Data excerpts
★ ★ ★ ★ ★ ★ ★

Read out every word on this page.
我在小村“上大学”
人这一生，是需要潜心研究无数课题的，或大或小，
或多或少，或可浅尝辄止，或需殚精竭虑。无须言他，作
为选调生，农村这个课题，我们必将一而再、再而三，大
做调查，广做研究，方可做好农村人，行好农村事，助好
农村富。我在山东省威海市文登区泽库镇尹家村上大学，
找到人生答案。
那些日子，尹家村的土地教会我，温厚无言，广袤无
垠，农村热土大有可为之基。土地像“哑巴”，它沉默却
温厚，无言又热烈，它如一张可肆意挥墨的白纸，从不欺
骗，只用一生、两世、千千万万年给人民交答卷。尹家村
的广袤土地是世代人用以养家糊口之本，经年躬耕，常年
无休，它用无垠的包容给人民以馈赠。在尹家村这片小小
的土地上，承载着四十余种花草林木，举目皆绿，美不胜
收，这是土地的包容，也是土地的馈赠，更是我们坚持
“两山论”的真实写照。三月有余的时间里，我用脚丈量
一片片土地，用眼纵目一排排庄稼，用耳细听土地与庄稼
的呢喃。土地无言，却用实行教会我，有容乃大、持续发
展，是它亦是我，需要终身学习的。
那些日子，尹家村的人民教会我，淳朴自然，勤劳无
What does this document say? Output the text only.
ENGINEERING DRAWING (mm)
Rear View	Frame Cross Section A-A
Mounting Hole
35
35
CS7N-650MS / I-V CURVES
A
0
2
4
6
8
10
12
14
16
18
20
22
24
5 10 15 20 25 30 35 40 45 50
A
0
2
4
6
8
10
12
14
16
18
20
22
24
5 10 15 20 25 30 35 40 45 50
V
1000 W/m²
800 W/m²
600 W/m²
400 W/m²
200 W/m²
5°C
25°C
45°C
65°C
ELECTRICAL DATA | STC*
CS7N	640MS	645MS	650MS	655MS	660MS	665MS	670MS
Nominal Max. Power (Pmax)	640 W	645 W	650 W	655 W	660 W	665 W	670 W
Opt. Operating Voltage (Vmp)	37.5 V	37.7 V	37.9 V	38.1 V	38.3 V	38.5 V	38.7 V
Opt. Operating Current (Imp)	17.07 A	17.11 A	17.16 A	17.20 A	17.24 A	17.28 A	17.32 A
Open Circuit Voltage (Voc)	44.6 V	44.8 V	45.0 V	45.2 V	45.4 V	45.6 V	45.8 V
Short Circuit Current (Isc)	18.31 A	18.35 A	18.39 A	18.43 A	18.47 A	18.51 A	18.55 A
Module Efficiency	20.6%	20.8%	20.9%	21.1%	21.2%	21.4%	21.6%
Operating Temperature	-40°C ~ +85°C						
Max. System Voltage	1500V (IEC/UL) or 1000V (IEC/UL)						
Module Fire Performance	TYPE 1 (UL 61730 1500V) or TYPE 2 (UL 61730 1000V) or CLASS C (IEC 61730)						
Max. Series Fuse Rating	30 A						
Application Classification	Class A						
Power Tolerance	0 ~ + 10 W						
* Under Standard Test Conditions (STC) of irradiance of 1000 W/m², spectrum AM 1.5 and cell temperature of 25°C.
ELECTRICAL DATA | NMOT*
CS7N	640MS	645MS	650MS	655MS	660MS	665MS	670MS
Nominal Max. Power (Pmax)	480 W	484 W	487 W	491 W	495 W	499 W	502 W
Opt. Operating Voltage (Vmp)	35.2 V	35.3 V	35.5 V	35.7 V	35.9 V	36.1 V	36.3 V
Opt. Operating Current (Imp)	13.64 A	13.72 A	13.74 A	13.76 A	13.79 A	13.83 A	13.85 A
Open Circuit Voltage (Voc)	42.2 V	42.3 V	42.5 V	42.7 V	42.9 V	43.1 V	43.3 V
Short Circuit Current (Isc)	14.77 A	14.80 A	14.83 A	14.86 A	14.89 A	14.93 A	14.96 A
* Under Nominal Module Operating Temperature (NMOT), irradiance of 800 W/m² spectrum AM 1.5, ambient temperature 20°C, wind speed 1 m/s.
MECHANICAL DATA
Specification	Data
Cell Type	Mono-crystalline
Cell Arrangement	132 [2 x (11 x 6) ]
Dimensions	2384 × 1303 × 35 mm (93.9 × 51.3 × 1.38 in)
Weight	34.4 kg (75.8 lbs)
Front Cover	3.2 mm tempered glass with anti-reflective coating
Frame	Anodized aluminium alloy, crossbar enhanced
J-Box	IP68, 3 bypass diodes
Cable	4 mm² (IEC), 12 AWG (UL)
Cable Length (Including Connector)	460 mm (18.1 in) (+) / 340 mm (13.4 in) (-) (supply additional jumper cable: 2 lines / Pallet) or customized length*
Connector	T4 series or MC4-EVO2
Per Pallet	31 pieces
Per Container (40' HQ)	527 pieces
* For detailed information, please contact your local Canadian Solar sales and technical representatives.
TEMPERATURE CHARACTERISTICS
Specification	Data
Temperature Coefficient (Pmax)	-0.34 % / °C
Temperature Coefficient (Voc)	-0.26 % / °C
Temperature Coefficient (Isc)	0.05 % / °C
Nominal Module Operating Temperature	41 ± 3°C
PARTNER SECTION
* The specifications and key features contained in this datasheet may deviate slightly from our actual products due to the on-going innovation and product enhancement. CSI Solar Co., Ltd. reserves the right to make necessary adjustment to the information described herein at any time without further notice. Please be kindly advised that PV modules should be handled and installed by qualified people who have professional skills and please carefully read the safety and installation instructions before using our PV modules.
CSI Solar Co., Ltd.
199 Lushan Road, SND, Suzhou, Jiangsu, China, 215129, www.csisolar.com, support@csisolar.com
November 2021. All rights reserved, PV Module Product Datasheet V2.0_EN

★ ★ ★ ★ ★ ★ ★

**TASK INSTRUCTIONS:** Search the entries for "Circuit" and copy out each line that has it.

**EXERCISE RESULT:**
Open Circuit Voltage (Voc)	44.6 V	44.8 V	45.0 V	45.2 V	45.4 V	45.6 V	45.8 V
Short Circuit Current (Isc)	18.31 A	18.35 A	18.39 A	18.43 A	18.47 A	18.51 A	18.55 A
Open Circuit Voltage (Voc)	42.2 V	42.3 V	42.5 V	42.7 V	42.9 V	43.1 V	43.3 V
Short Circuit Current (Isc)	14.77 A	14.80 A	14.83 A	14.86 A	14.89 A	14.93 A	14.96 A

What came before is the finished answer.